▸ **WRITTEN TASK**: Pick out every line in the records below that contains the word "settings".

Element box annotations
════════════════

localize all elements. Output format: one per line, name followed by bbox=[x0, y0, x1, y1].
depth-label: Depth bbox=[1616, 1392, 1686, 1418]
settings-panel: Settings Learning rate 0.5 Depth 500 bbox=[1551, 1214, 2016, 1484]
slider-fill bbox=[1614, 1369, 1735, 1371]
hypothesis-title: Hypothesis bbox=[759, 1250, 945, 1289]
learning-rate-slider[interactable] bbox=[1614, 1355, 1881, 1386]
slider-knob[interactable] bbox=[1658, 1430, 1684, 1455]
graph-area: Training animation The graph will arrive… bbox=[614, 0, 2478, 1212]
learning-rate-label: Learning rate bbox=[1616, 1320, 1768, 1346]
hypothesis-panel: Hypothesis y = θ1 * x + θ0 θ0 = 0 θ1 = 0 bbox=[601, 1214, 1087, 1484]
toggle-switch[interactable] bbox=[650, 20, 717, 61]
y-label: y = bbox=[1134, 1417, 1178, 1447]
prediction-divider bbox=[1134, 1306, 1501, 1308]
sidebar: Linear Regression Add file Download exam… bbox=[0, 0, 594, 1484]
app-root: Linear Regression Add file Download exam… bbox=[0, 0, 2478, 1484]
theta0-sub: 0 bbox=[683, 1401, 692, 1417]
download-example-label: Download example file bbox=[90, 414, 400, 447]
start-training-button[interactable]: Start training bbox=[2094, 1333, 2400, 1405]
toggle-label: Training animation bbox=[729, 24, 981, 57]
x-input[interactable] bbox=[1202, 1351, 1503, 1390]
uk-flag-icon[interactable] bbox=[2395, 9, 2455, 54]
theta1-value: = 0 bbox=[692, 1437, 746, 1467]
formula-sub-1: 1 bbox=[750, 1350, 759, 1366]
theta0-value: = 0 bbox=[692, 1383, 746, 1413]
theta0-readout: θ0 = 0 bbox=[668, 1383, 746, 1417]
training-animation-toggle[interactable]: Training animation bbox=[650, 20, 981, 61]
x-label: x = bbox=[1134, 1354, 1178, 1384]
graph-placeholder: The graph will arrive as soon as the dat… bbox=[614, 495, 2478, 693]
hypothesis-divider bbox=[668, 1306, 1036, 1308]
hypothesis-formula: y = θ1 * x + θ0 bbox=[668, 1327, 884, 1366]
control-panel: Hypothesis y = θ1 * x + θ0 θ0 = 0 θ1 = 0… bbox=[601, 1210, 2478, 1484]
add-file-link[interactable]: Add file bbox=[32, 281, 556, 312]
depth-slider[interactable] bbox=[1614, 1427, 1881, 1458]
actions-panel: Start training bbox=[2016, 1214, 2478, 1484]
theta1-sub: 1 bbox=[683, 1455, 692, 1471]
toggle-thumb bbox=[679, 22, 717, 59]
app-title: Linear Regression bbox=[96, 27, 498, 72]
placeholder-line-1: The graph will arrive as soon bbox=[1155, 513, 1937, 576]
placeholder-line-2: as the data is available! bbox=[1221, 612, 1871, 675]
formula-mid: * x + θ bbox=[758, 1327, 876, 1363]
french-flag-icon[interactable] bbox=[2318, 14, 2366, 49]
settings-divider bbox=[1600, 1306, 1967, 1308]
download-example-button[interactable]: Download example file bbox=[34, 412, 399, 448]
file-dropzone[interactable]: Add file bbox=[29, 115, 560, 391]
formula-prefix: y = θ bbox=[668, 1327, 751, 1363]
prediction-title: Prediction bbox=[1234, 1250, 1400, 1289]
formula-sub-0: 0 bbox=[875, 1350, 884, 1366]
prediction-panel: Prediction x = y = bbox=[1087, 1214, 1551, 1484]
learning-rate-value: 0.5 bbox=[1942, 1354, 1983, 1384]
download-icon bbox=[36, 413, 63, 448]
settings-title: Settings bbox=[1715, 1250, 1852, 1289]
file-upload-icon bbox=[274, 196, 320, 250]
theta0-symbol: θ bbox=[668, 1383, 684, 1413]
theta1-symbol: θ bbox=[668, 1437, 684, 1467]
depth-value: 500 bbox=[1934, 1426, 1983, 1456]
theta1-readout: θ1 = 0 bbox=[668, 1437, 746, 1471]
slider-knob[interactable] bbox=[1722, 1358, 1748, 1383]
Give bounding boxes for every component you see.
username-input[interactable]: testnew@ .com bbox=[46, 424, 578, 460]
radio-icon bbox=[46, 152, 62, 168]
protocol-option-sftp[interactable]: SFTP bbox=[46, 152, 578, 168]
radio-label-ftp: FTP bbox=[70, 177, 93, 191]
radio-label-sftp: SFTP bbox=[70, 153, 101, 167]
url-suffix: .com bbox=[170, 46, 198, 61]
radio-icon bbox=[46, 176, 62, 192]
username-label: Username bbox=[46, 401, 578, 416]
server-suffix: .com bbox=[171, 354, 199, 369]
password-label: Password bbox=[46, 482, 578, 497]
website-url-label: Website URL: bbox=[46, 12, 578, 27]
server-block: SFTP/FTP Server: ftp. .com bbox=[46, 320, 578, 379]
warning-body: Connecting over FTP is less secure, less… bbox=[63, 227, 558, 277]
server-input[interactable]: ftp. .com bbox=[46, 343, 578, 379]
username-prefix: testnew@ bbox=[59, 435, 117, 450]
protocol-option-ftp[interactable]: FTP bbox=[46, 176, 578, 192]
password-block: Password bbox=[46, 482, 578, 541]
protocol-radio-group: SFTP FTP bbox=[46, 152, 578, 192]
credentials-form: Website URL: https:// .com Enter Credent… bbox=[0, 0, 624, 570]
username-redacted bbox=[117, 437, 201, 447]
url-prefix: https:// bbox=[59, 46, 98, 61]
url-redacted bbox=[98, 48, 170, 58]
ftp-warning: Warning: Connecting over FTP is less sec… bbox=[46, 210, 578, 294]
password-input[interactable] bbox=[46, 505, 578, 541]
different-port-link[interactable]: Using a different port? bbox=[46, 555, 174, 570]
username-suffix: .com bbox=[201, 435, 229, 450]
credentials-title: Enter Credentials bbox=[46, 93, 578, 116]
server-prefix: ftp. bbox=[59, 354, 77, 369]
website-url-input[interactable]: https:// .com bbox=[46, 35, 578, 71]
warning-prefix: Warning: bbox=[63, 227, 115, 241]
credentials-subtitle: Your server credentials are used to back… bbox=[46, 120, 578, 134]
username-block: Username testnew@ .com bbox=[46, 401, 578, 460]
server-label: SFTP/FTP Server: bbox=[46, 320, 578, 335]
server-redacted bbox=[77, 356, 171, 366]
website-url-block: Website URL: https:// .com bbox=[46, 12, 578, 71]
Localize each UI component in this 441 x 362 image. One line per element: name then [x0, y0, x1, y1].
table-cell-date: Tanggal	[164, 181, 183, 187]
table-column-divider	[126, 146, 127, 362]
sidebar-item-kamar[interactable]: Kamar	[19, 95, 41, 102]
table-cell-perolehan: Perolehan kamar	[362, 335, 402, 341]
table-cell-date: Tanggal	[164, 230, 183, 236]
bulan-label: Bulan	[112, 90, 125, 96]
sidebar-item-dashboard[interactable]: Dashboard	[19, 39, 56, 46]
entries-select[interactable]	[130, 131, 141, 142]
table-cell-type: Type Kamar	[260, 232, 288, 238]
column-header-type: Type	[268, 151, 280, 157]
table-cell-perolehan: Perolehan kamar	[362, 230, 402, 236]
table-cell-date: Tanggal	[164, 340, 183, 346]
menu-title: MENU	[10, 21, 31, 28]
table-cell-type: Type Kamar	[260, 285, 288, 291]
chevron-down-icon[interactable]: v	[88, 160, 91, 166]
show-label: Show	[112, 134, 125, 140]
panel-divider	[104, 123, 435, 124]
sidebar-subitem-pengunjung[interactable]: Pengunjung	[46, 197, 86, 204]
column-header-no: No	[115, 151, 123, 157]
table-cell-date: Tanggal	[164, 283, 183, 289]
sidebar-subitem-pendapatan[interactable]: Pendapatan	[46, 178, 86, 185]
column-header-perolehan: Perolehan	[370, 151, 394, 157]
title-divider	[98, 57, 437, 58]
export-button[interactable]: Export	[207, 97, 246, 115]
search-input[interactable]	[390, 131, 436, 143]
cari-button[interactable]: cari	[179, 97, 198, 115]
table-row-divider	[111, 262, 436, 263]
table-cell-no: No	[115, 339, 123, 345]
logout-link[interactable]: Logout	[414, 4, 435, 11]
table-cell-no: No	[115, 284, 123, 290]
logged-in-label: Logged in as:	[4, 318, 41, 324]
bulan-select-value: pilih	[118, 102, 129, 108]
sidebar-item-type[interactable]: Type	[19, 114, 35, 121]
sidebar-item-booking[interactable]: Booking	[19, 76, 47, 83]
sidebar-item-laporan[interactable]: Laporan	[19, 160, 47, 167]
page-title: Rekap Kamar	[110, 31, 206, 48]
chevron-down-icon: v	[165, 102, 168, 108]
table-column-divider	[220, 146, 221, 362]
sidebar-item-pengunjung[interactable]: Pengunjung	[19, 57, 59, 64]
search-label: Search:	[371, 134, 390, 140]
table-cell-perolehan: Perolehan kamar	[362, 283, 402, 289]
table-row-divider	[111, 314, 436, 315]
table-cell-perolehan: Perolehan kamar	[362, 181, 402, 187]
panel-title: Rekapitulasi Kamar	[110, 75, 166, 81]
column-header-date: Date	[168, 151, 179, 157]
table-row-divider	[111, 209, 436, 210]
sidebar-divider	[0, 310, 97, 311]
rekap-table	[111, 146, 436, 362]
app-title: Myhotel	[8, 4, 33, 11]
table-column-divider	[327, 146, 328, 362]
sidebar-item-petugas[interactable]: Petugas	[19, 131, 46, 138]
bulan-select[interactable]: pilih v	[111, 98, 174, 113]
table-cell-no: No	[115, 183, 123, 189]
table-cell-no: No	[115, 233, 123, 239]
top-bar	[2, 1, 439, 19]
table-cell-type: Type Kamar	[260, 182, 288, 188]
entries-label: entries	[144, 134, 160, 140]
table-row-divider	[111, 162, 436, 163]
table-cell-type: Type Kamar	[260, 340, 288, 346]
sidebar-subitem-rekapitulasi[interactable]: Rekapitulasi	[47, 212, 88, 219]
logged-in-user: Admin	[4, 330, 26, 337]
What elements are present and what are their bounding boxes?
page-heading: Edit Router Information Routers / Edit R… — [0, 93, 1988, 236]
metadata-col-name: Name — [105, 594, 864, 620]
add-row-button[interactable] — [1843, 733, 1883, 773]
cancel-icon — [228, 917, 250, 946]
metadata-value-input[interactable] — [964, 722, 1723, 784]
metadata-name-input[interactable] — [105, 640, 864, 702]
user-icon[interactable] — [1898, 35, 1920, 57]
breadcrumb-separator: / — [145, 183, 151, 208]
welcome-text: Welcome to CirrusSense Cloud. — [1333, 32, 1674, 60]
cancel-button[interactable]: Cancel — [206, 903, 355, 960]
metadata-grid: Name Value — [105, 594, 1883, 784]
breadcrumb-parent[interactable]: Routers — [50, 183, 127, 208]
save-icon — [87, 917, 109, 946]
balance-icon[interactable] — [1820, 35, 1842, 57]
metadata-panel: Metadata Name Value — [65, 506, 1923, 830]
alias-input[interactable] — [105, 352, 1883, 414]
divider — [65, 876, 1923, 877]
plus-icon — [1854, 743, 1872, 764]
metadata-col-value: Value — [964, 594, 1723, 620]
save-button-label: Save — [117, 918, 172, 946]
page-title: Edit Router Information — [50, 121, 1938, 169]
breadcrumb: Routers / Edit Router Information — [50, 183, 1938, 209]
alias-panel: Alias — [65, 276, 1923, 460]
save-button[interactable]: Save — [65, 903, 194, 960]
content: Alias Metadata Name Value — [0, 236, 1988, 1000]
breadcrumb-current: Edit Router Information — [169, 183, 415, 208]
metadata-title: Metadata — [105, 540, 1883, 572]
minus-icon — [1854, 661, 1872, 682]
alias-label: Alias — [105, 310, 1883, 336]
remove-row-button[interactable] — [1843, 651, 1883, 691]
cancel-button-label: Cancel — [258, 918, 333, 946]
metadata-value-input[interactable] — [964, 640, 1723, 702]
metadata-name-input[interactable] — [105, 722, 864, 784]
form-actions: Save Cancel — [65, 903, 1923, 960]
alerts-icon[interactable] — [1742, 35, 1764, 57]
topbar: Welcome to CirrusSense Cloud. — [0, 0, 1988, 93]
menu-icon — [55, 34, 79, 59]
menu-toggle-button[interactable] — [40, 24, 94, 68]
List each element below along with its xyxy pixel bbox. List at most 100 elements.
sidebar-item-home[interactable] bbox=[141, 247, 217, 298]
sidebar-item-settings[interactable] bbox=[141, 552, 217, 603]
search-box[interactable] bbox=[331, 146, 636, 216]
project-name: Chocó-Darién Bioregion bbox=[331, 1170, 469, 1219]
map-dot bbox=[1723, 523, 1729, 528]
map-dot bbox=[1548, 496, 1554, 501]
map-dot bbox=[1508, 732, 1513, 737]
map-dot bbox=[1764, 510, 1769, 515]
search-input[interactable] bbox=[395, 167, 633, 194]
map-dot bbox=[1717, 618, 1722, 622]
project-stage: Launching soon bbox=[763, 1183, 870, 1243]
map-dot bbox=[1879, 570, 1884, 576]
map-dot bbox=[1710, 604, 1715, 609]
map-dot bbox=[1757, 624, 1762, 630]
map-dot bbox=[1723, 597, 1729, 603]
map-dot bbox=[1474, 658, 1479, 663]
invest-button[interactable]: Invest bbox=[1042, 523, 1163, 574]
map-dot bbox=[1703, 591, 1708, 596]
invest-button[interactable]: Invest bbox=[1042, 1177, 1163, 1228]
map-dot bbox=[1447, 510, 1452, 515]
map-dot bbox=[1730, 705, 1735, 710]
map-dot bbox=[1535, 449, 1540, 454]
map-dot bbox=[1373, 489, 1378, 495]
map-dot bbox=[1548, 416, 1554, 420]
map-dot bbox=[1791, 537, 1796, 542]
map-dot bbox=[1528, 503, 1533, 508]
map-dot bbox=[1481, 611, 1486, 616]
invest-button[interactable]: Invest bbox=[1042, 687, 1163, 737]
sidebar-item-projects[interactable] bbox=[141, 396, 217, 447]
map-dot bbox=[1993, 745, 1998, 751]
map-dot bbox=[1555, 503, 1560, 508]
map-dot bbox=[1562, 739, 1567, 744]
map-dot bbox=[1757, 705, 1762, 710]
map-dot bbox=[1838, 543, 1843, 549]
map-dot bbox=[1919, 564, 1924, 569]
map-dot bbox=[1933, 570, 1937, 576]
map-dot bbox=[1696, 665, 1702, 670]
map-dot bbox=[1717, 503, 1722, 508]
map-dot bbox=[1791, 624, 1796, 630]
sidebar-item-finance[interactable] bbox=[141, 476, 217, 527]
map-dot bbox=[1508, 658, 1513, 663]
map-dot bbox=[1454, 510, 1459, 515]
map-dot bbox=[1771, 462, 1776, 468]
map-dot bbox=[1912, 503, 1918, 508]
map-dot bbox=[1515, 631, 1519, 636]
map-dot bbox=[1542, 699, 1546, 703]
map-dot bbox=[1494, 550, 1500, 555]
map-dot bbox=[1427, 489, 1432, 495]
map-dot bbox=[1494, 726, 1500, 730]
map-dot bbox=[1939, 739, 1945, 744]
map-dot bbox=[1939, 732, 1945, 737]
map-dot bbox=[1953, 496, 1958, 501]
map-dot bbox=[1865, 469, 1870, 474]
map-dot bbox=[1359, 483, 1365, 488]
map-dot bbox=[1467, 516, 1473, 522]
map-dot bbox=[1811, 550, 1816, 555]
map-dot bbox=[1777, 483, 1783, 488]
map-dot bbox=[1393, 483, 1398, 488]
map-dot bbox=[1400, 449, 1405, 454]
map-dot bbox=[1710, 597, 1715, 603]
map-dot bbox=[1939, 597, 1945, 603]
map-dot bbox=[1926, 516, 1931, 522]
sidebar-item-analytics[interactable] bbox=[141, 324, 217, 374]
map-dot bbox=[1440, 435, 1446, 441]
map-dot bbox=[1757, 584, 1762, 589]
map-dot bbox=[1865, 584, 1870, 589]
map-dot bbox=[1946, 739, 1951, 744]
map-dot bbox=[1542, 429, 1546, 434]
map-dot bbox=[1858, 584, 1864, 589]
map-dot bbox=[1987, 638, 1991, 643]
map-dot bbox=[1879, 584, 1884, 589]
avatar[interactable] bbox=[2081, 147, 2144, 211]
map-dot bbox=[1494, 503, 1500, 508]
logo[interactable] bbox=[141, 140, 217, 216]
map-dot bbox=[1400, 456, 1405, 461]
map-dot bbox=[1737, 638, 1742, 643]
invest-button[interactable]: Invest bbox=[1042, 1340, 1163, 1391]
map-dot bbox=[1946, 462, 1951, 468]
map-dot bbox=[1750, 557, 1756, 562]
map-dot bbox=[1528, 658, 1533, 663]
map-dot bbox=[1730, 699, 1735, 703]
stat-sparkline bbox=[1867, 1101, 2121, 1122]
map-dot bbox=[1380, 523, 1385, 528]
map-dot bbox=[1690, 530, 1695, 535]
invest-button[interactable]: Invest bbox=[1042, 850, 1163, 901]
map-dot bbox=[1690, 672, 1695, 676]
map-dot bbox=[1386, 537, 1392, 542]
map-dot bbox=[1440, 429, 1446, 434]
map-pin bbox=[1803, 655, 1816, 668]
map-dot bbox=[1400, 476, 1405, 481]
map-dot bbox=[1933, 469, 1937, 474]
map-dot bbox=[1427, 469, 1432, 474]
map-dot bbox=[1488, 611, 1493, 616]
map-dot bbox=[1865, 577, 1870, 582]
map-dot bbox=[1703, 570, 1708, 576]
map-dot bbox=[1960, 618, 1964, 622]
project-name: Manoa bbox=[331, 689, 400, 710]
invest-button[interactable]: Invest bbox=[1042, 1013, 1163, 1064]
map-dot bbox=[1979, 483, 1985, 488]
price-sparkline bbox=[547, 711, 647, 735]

════════════════

▸ **WRITTEN SOLUTION**:
settings-panel: Settings Learning rate 0.5 Depth 500 bbox=[1551, 1214, 2016, 1484]
settings-divider bbox=[1600, 1306, 1967, 1308]
settings-title: Settings bbox=[1715, 1250, 1852, 1289]
sidebar-item-settings[interactable] bbox=[141, 552, 217, 603]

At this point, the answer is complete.